Written exercise: Each record below is to be copied word for word, with pictures removed.

Dataset excerpts:
--

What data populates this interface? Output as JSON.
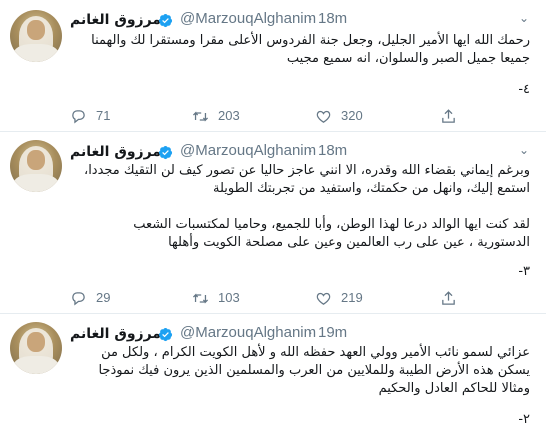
{
  "tweets": [
    {
      "name": "مرزوق الغانم",
      "handle": "@MarzouqAlghanim",
      "separator": "·",
      "time": "18m",
      "lines": [
        "رحمك الله ايها الأمير الجليل، وجعل جنة الفردوس الأعلى مقرا ومستقرا لك والهمنا",
        "جميعا جميل الصبر والسلوان، انه سميع مجيب"
      ],
      "counter": "٤-",
      "replies": "71",
      "retweets": "203",
      "likes": "320"
    },
    {
      "name": "مرزوق الغانم",
      "handle": "@MarzouqAlghanim",
      "separator": "·",
      "time": "18m",
      "lines": [
        "وبرغم إيماني بقضاء الله وقدره، الا انني عاجز حاليا عن تصور كيف لن التقيك مجددا،",
        "استمع إليك، وانهل من حكمتك، واستفيد من تجربتك الطويلة",
        "",
        "لقد كنت ايها الوالد درعا لهذا الوطن، وأبا للجميع، وحاميا لمكتسبات الشعب",
        "الدستورية ، عين على رب العالمين وعين على مصلحة الكويت وأهلها"
      ],
      "counter": "٣-",
      "replies": "29",
      "retweets": "103",
      "likes": "219"
    },
    {
      "name": "مرزوق الغانم",
      "handle": "@MarzouqAlghanim",
      "separator": "·",
      "time": "19m",
      "lines": [
        "عزائي لسمو نائب الأمير وولي العهد حفظه الله و لأهل الكويت الكرام ، ولكل من",
        "يسكن هذه الأرض الطيبة وللملايين من العرب والمسلمين الذين يرون فيك نموذجا",
        "ومثالا للحاكم العادل والحكيم"
      ],
      "counter": "٢-",
      "replies": "",
      "retweets": "",
      "likes": ""
    }
  ],
  "icons": {
    "verified_color": "#1da1f2",
    "action_color": "#657786"
  }
}
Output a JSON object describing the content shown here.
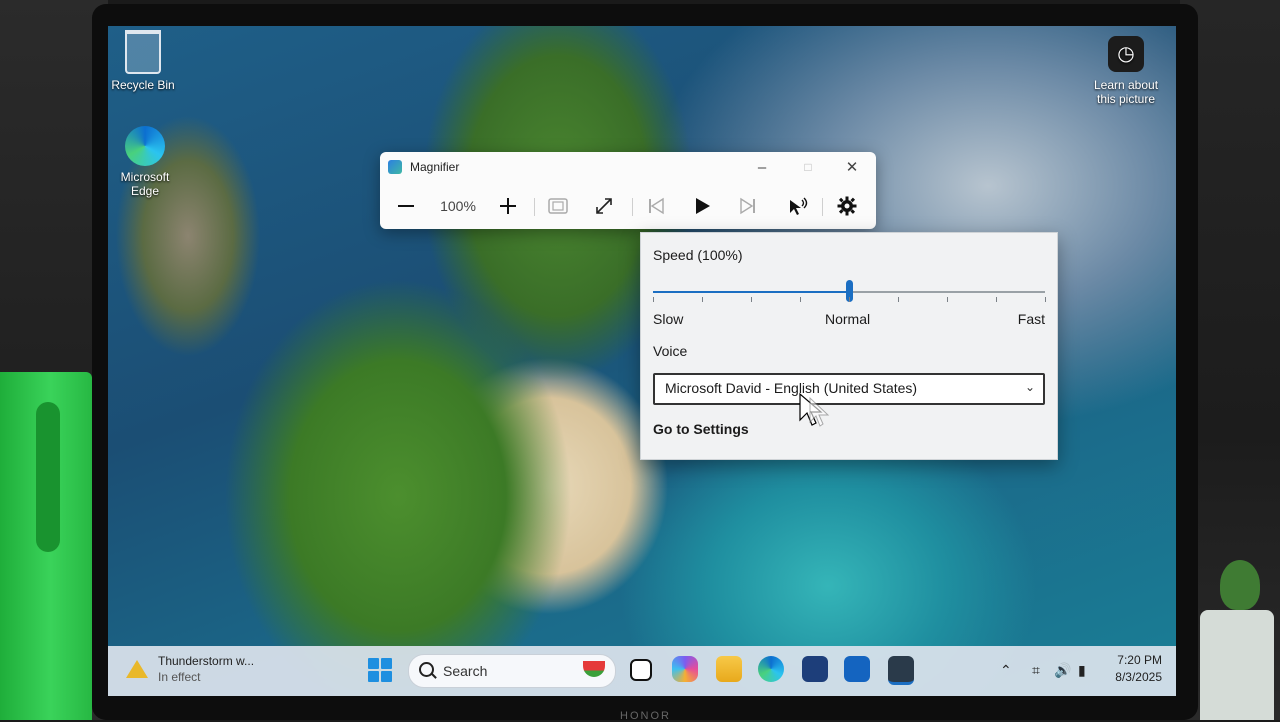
{
  "desktop": {
    "icons": [
      {
        "label": "Recycle Bin",
        "icon": "recycle-bin-icon"
      },
      {
        "label": "Microsoft\nEdge",
        "icon": "edge-icon"
      }
    ],
    "learn_about": "Learn about\nthis picture"
  },
  "magnifier": {
    "title": "Magnifier",
    "zoom": "100%",
    "buttons": [
      "zoom-out",
      "zoom-in",
      "lens-view",
      "full-screen",
      "read-previous",
      "play",
      "read-next",
      "read-from-here",
      "settings"
    ]
  },
  "flyout": {
    "speed_label": "Speed (100%)",
    "speed_value": 0.5,
    "speed_slow": "Slow",
    "speed_normal": "Normal",
    "speed_fast": "Fast",
    "voice_label": "Voice",
    "voice_value": "Microsoft David - English (United States)",
    "go_settings": "Go to Settings"
  },
  "taskbar": {
    "weather_title": "Thunderstorm w...",
    "weather_sub": "In effect",
    "search_placeholder": "Search",
    "time": "7:20 PM",
    "date": "8/3/2025"
  },
  "device": {
    "brand": "HONOR"
  },
  "colors": {
    "accent": "#1b6ec2",
    "taskbar": "#dae2ec",
    "warning": "#e9b82a"
  }
}
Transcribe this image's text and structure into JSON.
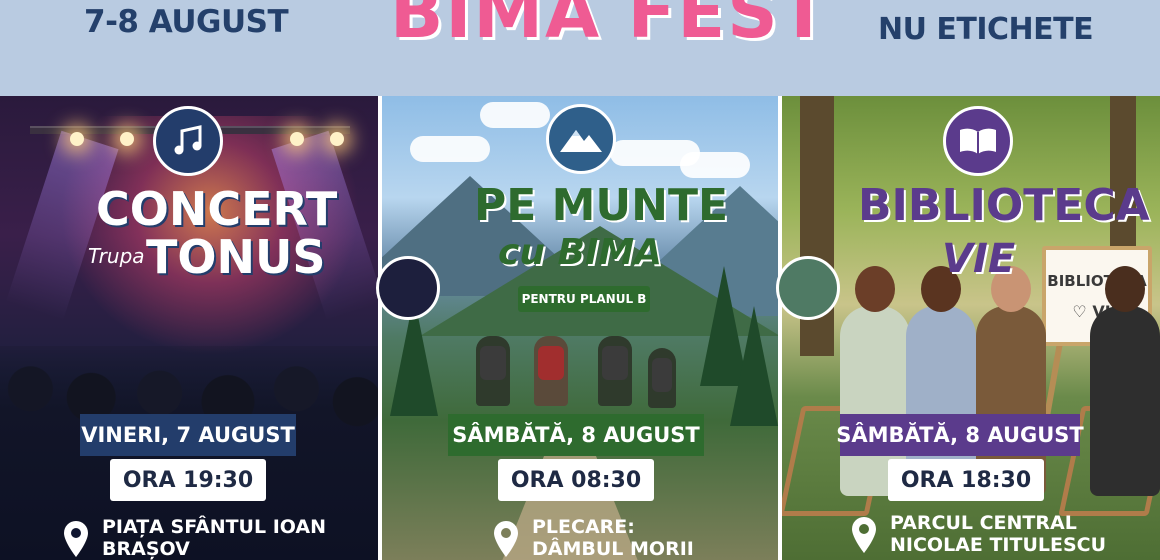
{
  "banner": {
    "date": "7-8 AUGUST",
    "title": "BIMA FEST",
    "tag": "NU ETICHETE"
  },
  "panels": [
    {
      "icon": "music-note-icon",
      "title_line1": "CONCERT",
      "title_small": "Trupa",
      "title_line2": "TONUS",
      "day": "VINERI, 7 AUGUST",
      "time": "ORA 19:30",
      "location_line1": "PIAȚA SFÂNTUL IOAN",
      "location_line2": "BRAȘOV"
    },
    {
      "icon": "mountain-icon",
      "title_line1": "PE MUNTE",
      "title_small": "cu BIMA",
      "badge": "PENTRU PLANUL B",
      "day": "SÂMBĂTĂ, 8 AUGUST",
      "time": "ORA 08:30",
      "location_line1": "PLECARE:",
      "location_line2": "DÂMBUL MORII"
    },
    {
      "icon": "open-book-icon",
      "title_line1": "BIBLIOTECA",
      "title_small": "VIE",
      "easel_line1": "BIBLIOTECA",
      "easel_line2": "♡ VIE",
      "day": "SÂMBĂTĂ, 8 AUGUST",
      "time": "ORA 18:30",
      "location_line1": "PARCUL CENTRAL",
      "location_line2": "NICOLAE TITULESCU"
    }
  ],
  "colors": {
    "banner_bg": "#b9cbe1",
    "banner_text": "#24406b",
    "title_pink": "#ef5b93",
    "concert_accent": "#233d6b",
    "mountain_accent": "#2e6b2e",
    "library_accent": "#5b3b8c"
  }
}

--

Expected answer:
What data populates this interface? Output as JSON.
{
  "tweets": [
    {
      "name": "مرزوق الغانم",
      "handle": "@MarzouqAlghanim",
      "separator": "·",
      "time": "18m",
      "lines": [
        "رحمك الله ايها الأمير الجليل، وجعل جنة الفردوس الأعلى مقرا ومستقرا لك والهمنا",
        "جميعا جميل الصبر والسلوان، انه سميع مجيب"
      ],
      "counter": "٤-",
      "replies": "71",
      "retweets": "203",
      "likes": "320"
    },
    {
      "name": "مرزوق الغانم",
      "handle": "@MarzouqAlghanim",
      "separator": "·",
      "time": "18m",
      "lines": [
        "وبرغم إيماني بقضاء الله وقدره، الا انني عاجز حاليا عن تصور كيف لن التقيك مجددا،",
        "استمع إليك، وانهل من حكمتك، واستفيد من تجربتك الطويلة",
        "",
        "لقد كنت ايها الوالد درعا لهذا الوطن، وأبا للجميع، وحاميا لمكتسبات الشعب",
        "الدستورية ، عين على رب العالمين وعين على مصلحة الكويت وأهلها"
      ],
      "counter": "٣-",
      "replies": "29",
      "retweets": "103",
      "likes": "219"
    },
    {
      "name": "مرزوق الغانم",
      "handle": "@MarzouqAlghanim",
      "separator": "·",
      "time": "19m",
      "lines": [
        "عزائي لسمو نائب الأمير وولي العهد حفظه الله و لأهل الكويت الكرام ، ولكل من",
        "يسكن هذه الأرض الطيبة وللملايين من العرب والمسلمين الذين يرون فيك نموذجا",
        "ومثالا للحاكم العادل والحكيم"
      ],
      "counter": "٢-",
      "replies": "",
      "retweets": "",
      "likes": ""
    }
  ],
  "icons": {
    "verified_color": "#1da1f2",
    "action_color": "#657786"
  }
}
Output a JSON object describing the content shown here.
{
  "desktop": {
    "icons": [
      {
        "label": "Recycle Bin",
        "icon": "recycle-bin-icon"
      },
      {
        "label": "Microsoft\nEdge",
        "icon": "edge-icon"
      }
    ],
    "learn_about": "Learn about\nthis picture"
  },
  "magnifier": {
    "title": "Magnifier",
    "zoom": "100%",
    "buttons": [
      "zoom-out",
      "zoom-in",
      "lens-view",
      "full-screen",
      "read-previous",
      "play",
      "read-next",
      "read-from-here",
      "settings"
    ]
  },
  "flyout": {
    "speed_label": "Speed (100%)",
    "speed_value": 0.5,
    "speed_slow": "Slow",
    "speed_normal": "Normal",
    "speed_fast": "Fast",
    "voice_label": "Voice",
    "voice_value": "Microsoft David - English (United States)",
    "go_settings": "Go to Settings"
  },
  "taskbar": {
    "weather_title": "Thunderstorm w...",
    "weather_sub": "In effect",
    "search_placeholder": "Search",
    "time": "7:20 PM",
    "date": "8/3/2025"
  },
  "device": {
    "brand": "HONOR"
  },
  "colors": {
    "accent": "#1b6ec2",
    "taskbar": "#dae2ec",
    "warning": "#e9b82a"
  }
}
Transcribe this image's text and structure into JSON.
{
  "banner": {
    "date": "7-8 AUGUST",
    "title": "BIMA FEST",
    "tag": "NU ETICHETE"
  },
  "panels": [
    {
      "icon": "music-note-icon",
      "title_line1": "CONCERT",
      "title_small": "Trupa",
      "title_line2": "TONUS",
      "day": "VINERI, 7 AUGUST",
      "time": "ORA 19:30",
      "location_line1": "PIAȚA SFÂNTUL IOAN",
      "location_line2": "BRAȘOV"
    },
    {
      "icon": "mountain-icon",
      "title_line1": "PE MUNTE",
      "title_small": "cu BIMA",
      "badge": "PENTRU PLANUL B",
      "day": "SÂMBĂTĂ, 8 AUGUST",
      "time": "ORA 08:30",
      "location_line1": "PLECARE:",
      "location_line2": "DÂMBUL MORII"
    },
    {
      "icon": "open-book-icon",
      "title_line1": "BIBLIOTECA",
      "title_small": "VIE",
      "easel_line1": "BIBLIOTECA",
      "easel_line2": "♡ VIE",
      "day": "SÂMBĂTĂ, 8 AUGUST",
      "time": "ORA 18:30",
      "location_line1": "PARCUL CENTRAL",
      "location_line2": "NICOLAE TITULESCU"
    }
  ],
  "colors": {
    "banner_bg": "#b9cbe1",
    "banner_text": "#24406b",
    "title_pink": "#ef5b93",
    "concert_accent": "#233d6b",
    "mountain_accent": "#2e6b2e",
    "library_accent": "#5b3b8c"
  }
}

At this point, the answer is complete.